(Stored records)

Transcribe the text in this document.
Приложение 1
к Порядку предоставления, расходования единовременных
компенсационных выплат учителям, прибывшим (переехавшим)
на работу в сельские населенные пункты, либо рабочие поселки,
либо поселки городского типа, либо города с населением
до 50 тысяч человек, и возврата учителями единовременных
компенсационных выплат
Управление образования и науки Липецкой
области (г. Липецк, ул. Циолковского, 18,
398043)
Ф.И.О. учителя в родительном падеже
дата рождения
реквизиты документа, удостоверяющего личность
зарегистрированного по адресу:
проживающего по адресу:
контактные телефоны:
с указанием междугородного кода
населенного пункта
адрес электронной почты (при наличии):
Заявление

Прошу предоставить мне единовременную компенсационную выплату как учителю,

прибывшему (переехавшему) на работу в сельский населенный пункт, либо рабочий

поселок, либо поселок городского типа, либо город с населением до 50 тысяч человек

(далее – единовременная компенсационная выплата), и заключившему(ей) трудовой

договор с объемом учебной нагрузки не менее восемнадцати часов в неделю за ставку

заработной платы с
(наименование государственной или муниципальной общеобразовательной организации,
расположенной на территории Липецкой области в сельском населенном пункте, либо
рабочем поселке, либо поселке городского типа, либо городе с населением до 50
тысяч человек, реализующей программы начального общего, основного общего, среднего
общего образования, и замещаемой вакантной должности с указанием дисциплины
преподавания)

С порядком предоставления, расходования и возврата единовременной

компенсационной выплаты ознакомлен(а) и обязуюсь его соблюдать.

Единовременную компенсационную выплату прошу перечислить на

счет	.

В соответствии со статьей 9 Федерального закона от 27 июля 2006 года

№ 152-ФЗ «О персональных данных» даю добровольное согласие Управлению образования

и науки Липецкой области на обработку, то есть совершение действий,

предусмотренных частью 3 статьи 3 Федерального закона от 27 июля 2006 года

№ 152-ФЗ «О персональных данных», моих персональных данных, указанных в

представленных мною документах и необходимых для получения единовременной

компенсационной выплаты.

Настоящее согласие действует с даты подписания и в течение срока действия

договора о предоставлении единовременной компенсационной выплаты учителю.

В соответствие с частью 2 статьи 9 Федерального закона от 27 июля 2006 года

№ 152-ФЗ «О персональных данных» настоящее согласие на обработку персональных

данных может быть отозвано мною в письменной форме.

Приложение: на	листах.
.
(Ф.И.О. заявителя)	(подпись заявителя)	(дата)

§ Given exercise
Reply with one number only: how many lines of the listing hold "образования"?

§ Answer to the task
3